==== Excerpted data
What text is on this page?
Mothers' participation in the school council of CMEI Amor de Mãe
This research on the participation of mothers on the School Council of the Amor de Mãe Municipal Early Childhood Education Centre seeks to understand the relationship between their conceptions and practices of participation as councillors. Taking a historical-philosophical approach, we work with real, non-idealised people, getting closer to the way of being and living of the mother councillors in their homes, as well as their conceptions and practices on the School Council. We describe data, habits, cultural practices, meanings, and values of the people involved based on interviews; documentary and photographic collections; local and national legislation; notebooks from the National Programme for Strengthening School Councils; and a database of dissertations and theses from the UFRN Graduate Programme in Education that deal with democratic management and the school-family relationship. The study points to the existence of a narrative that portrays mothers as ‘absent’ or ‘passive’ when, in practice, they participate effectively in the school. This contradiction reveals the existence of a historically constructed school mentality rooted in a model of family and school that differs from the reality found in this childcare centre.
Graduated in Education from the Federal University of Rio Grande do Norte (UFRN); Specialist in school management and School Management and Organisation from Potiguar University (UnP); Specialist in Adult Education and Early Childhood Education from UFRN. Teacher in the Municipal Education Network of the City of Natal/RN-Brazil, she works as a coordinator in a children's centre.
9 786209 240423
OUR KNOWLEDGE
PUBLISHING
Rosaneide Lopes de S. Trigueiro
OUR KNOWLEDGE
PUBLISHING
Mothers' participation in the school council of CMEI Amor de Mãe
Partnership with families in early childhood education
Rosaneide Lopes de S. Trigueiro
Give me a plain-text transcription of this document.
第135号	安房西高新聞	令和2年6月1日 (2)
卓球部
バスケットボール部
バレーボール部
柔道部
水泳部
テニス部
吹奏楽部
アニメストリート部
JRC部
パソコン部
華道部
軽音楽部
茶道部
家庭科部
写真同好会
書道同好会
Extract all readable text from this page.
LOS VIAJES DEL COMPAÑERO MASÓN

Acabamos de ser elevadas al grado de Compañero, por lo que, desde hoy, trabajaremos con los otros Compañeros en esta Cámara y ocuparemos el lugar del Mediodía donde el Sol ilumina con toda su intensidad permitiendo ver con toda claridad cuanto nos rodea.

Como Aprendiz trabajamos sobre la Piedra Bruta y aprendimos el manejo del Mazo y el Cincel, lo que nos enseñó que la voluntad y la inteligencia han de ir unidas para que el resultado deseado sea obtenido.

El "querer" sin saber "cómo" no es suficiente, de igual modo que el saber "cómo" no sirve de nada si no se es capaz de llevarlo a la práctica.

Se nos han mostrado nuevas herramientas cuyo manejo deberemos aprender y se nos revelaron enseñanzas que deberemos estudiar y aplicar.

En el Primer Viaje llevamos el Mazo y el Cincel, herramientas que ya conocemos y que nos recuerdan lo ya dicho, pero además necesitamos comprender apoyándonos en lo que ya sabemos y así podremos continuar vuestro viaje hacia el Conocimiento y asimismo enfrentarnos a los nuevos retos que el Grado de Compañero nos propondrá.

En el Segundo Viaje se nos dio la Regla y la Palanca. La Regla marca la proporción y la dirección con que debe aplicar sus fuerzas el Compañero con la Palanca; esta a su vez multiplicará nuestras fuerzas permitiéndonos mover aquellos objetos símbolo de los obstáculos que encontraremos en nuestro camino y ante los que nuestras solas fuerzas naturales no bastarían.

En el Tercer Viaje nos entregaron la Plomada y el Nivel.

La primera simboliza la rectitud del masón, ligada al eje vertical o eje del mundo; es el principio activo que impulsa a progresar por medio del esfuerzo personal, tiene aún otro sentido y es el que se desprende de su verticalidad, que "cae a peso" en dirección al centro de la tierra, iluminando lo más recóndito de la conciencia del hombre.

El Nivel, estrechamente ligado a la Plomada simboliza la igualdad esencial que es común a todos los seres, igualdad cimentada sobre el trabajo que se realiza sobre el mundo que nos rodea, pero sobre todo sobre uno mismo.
========
# The task:
Copy out the data shown above without altering anything.

# Result of this task:
What text is on this page?
Mothers' participation in the school council of CMEI Amor de Mãe
This research on the participation of mothers on the School Council of the Amor de Mãe Municipal Early Childhood Education Centre seeks to understand the relationship between their conceptions and practices of participation as councillors. Taking a historical-philosophical approach, we work with real, non-idealised people, getting closer to the way of being and living of the mother councillors in their homes, as well as their conceptions and practices on the School Council. We describe data, habits, cultural practices, meanings, and values of the people involved based on interviews; documentary and photographic collections; local and national legislation; notebooks from the National Programme for Strengthening School Councils; and a database of dissertations and theses from the UFRN Graduate Programme in Education that deal with democratic management and the school-family relationship. The study points to the existence of a narrative that portrays mothers as ‘absent’ or ‘passive’ when, in practice, they participate effectively in the school. This contradiction reveals the existence of a historically constructed school mentality rooted in a model of family and school that differs from the reality found in this childcare centre.
Graduated in Education from the Federal University of Rio Grande do Norte (UFRN); Specialist in school management and School Management and Organisation from Potiguar University (UnP); Specialist in Adult Education and Early Childhood Education from UFRN. Teacher in the Municipal Education Network of the City of Natal/RN-Brazil, she works as a coordinator in a children's centre.
9 786209 240423
OUR KNOWLEDGE
PUBLISHING
Rosaneide Lopes de S. Trigueiro
OUR KNOWLEDGE
PUBLISHING
Mothers' participation in the school council of CMEI Amor de Mãe
Partnership with families in early childhood education
Rosaneide Lopes de S. Trigueiro
Give me a plain-text transcription of this document.
第135号	安房西高新聞	令和2年6月1日 (2)
卓球部
バスケットボール部
バレーボール部
柔道部
水泳部
テニス部
吹奏楽部
アニメストリート部
JRC部
パソコン部
華道部
軽音楽部
茶道部
家庭科部
写真同好会
書道同好会
Extract all readable text from this page.
LOS VIAJES DEL COMPAÑERO MASÓN

Acabamos de ser elevadas al grado de Compañero, por lo que, desde hoy, trabajaremos con los otros Compañeros en esta Cámara y ocuparemos el lugar del Mediodía donde el Sol ilumina con toda su intensidad permitiendo ver con toda claridad cuanto nos rodea.

Como Aprendiz trabajamos sobre la Piedra Bruta y aprendimos el manejo del Mazo y el Cincel, lo que nos enseñó que la voluntad y la inteligencia han de ir unidas para que el resultado deseado sea obtenido.

El "querer" sin saber "cómo" no es suficiente, de igual modo que el saber "cómo" no sirve de nada si no se es capaz de llevarlo a la práctica.

Se nos han mostrado nuevas herramientas cuyo manejo deberemos aprender y se nos revelaron enseñanzas que deberemos estudiar y aplicar.

En el Primer Viaje llevamos el Mazo y el Cincel, herramientas que ya conocemos y que nos recuerdan lo ya dicho, pero además necesitamos comprender apoyándonos en lo que ya sabemos y así podremos continuar vuestro viaje hacia el Conocimiento y asimismo enfrentarnos a los nuevos retos que el Grado de Compañero nos propondrá.

En el Segundo Viaje se nos dio la Regla y la Palanca. La Regla marca la proporción y la dirección con que debe aplicar sus fuerzas el Compañero con la Palanca; esta a su vez multiplicará nuestras fuerzas permitiéndonos mover aquellos objetos símbolo de los obstáculos que encontraremos en nuestro camino y ante los que nuestras solas fuerzas naturales no bastarían.

En el Tercer Viaje nos entregaron la Plomada y el Nivel.

La primera simboliza la rectitud del masón, ligada al eje vertical o eje del mundo; es el principio activo que impulsa a progresar por medio del esfuerzo personal, tiene aún otro sentido y es el que se desprende de su verticalidad, que "cae a peso" en dirección al centro de la tierra, iluminando lo más recóndito de la conciencia del hombre.

El Nivel, estrechamente ligado a la Plomada simboliza la igualdad esencial que es común a todos los seres, igualdad cimentada sobre el trabajo que se realiza sobre el mundo que nos rodea, pero sobre todo sobre uno mismo.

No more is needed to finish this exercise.